PROBLEM TO WORK ON: Scan the entries below and count the lines holding the string "second". Supply only the number.

Excerpts from a figure dataset:
+++

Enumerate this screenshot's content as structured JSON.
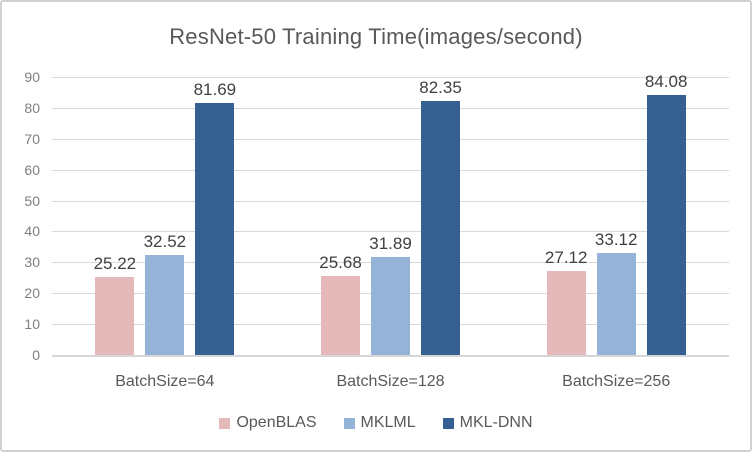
{
  "chart": {
    "title": "ResNet-50 Training Time(images/second)"
  },
  "chart_data": {
    "type": "bar",
    "title": "ResNet-50 Training Time(images/second)",
    "categories": [
      "BatchSize=64",
      "BatchSize=128",
      "BatchSize=256"
    ],
    "series": [
      {
        "name": "OpenBLAS",
        "color": "#e5b8b9",
        "values": [
          25.22,
          25.68,
          27.12
        ]
      },
      {
        "name": "MKLML",
        "color": "#95b3d7",
        "values": [
          32.52,
          31.89,
          33.12
        ]
      },
      {
        "name": "MKL-DNN",
        "color": "#366092",
        "values": [
          81.69,
          82.35,
          84.08
        ]
      }
    ],
    "data_labels": [
      [
        "25.22",
        "25.68",
        "27.12"
      ],
      [
        "32.52",
        "31.89",
        "33.12"
      ],
      [
        "81.69",
        "82.35",
        "84.08"
      ]
    ],
    "xlabel": "",
    "ylabel": "",
    "ylim": [
      0,
      90
    ],
    "yticks": [
      0,
      10,
      20,
      30,
      40,
      50,
      60,
      70,
      80,
      90
    ],
    "grid": true,
    "legend_position": "bottom",
    "legend_entries": [
      "OpenBLAS",
      "MKLML",
      "MKL-DNN"
    ]
  },
  "colors": {
    "gridline": "#d9d9d9",
    "axis_line": "#d6d6d6",
    "title_text": "#595959",
    "tick_text": "#7f7f7f",
    "data_label_text": "#404040",
    "axis_label_text": "#595959",
    "legend_text": "#595959",
    "frame_border": "#d1d1d1",
    "background": "#ffffff"
  }
}
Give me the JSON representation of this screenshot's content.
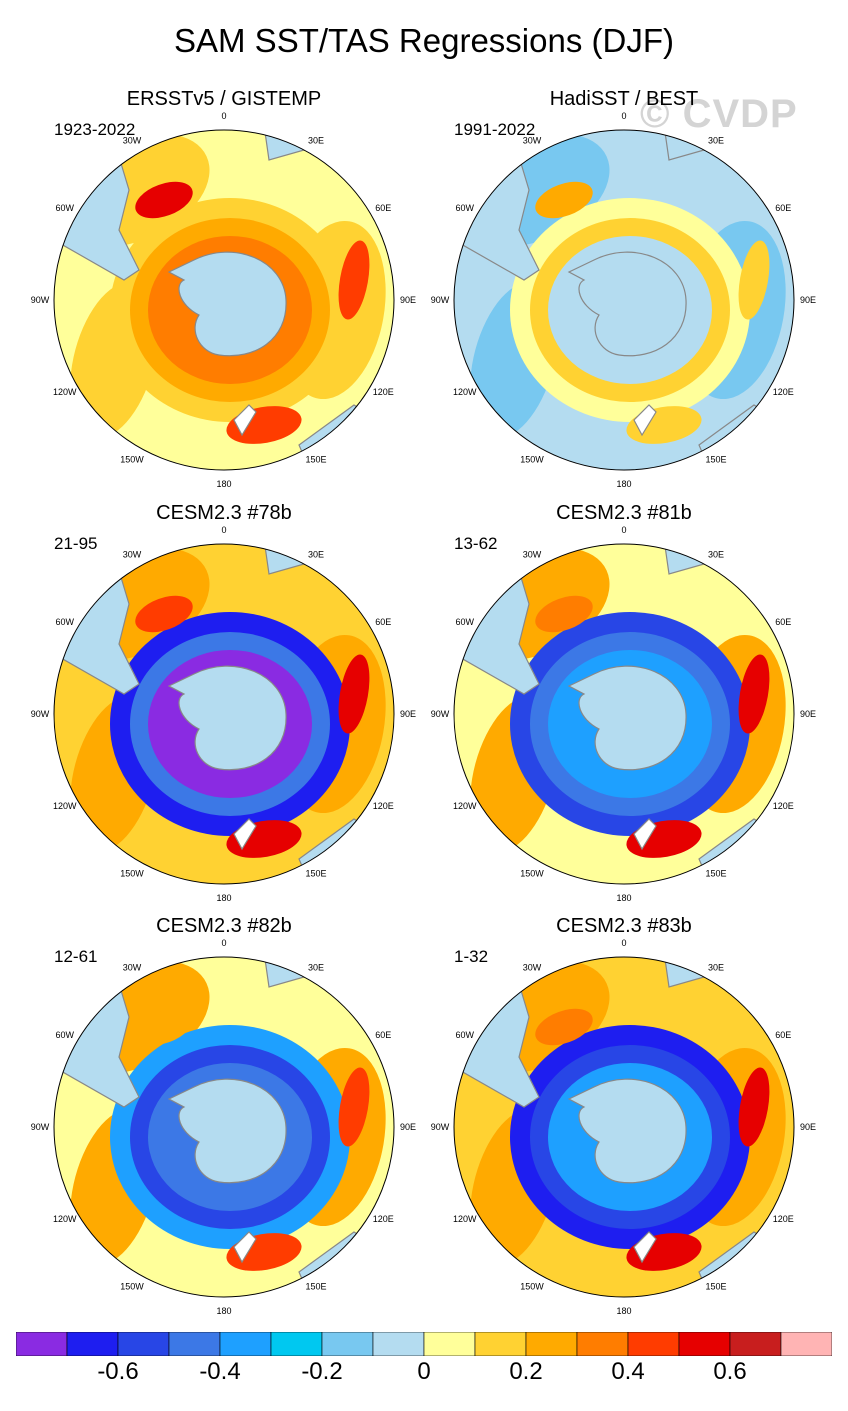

+++

FINAL ANSWER: 2